Exercise objective: Exact repetition of every entry is required.

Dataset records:
==*==

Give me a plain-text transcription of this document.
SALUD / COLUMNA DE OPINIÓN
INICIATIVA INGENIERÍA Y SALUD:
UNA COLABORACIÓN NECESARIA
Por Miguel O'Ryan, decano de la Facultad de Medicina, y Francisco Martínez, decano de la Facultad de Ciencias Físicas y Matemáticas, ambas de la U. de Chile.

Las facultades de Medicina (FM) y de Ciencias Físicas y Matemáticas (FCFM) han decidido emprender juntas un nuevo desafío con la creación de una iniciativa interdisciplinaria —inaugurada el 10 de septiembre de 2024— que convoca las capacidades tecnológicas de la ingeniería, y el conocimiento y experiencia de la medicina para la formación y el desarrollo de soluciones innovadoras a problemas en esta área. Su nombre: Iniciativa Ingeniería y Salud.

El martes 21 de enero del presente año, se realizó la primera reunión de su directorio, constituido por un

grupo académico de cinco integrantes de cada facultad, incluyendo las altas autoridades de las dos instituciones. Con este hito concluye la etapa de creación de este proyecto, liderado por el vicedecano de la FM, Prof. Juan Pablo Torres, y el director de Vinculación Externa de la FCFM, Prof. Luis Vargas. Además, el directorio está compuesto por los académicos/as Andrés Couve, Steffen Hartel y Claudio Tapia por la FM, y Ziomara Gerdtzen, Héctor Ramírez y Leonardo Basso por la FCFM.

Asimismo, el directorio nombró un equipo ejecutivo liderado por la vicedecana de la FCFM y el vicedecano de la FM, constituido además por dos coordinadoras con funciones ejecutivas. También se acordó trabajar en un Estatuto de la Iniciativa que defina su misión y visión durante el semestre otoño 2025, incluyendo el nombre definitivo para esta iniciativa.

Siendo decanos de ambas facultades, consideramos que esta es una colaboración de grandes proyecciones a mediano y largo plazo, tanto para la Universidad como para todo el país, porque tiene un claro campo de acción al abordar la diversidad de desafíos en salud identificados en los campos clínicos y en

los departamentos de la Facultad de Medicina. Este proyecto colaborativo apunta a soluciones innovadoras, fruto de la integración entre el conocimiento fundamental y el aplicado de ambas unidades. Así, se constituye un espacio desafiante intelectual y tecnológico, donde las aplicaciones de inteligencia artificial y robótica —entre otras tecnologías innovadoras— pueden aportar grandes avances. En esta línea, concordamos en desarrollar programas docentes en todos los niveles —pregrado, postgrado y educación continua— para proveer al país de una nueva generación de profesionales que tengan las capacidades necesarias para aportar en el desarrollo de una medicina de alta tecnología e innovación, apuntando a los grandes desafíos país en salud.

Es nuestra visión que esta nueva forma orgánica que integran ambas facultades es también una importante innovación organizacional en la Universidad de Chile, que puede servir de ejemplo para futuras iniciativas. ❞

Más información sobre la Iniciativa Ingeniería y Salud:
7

==*==

Solved exercise:
Give me a plain-text transcription of this document.
SALUD / COLUMNA DE OPINIÓN
INICIATIVA INGENIERÍA Y SALUD:
UNA COLABORACIÓN NECESARIA
Por Miguel O'Ryan, decano de la Facultad de Medicina, y Francisco Martínez, decano de la Facultad de Ciencias Físicas y Matemáticas, ambas de la U. de Chile.

Las facultades de Medicina (FM) y de Ciencias Físicas y Matemáticas (FCFM) han decidido emprender juntas un nuevo desafío con la creación de una iniciativa interdisciplinaria —inaugurada el 10 de septiembre de 2024— que convoca las capacidades tecnológicas de la ingeniería, y el conocimiento y experiencia de la medicina para la formación y el desarrollo de soluciones innovadoras a problemas en esta área. Su nombre: Iniciativa Ingeniería y Salud.

El martes 21 de enero del presente año, se realizó la primera reunión de su directorio, constituido por un

grupo académico de cinco integrantes de cada facultad, incluyendo las altas autoridades de las dos instituciones. Con este hito concluye la etapa de creación de este proyecto, liderado por el vicedecano de la FM, Prof. Juan Pablo Torres, y el director de Vinculación Externa de la FCFM, Prof. Luis Vargas. Además, el directorio está compuesto por los académicos/as Andrés Couve, Steffen Hartel y Claudio Tapia por la FM, y Ziomara Gerdtzen, Héctor Ramírez y Leonardo Basso por la FCFM.

Asimismo, el directorio nombró un equipo ejecutivo liderado por la vicedecana de la FCFM y el vicedecano de la FM, constituido además por dos coordinadoras con funciones ejecutivas. También se acordó trabajar en un Estatuto de la Iniciativa que defina su misión y visión durante el semestre otoño 2025, incluyendo el nombre definitivo para esta iniciativa.

Siendo decanos de ambas facultades, consideramos que esta es una colaboración de grandes proyecciones a mediano y largo plazo, tanto para la Universidad como para todo el país, porque tiene un claro campo de acción al abordar la diversidad de desafíos en salud identificados en los campos clínicos y en

los departamentos de la Facultad de Medicina. Este proyecto colaborativo apunta a soluciones innovadoras, fruto de la integración entre el conocimiento fundamental y el aplicado de ambas unidades. Así, se constituye un espacio desafiante intelectual y tecnológico, donde las aplicaciones de inteligencia artificial y robótica —entre otras tecnologías innovadoras— pueden aportar grandes avances. En esta línea, concordamos en desarrollar programas docentes en todos los niveles —pregrado, postgrado y educación continua— para proveer al país de una nueva generación de profesionales que tengan las capacidades necesarias para aportar en el desarrollo de una medicina de alta tecnología e innovación, apuntando a los grandes desafíos país en salud.

Es nuestra visión que esta nueva forma orgánica que integran ambas facultades es también una importante innovación organizacional en la Universidad de Chile, que puede servir de ejemplo para futuras iniciativas. ❞

Más información sobre la Iniciativa Ingeniería y Salud:
7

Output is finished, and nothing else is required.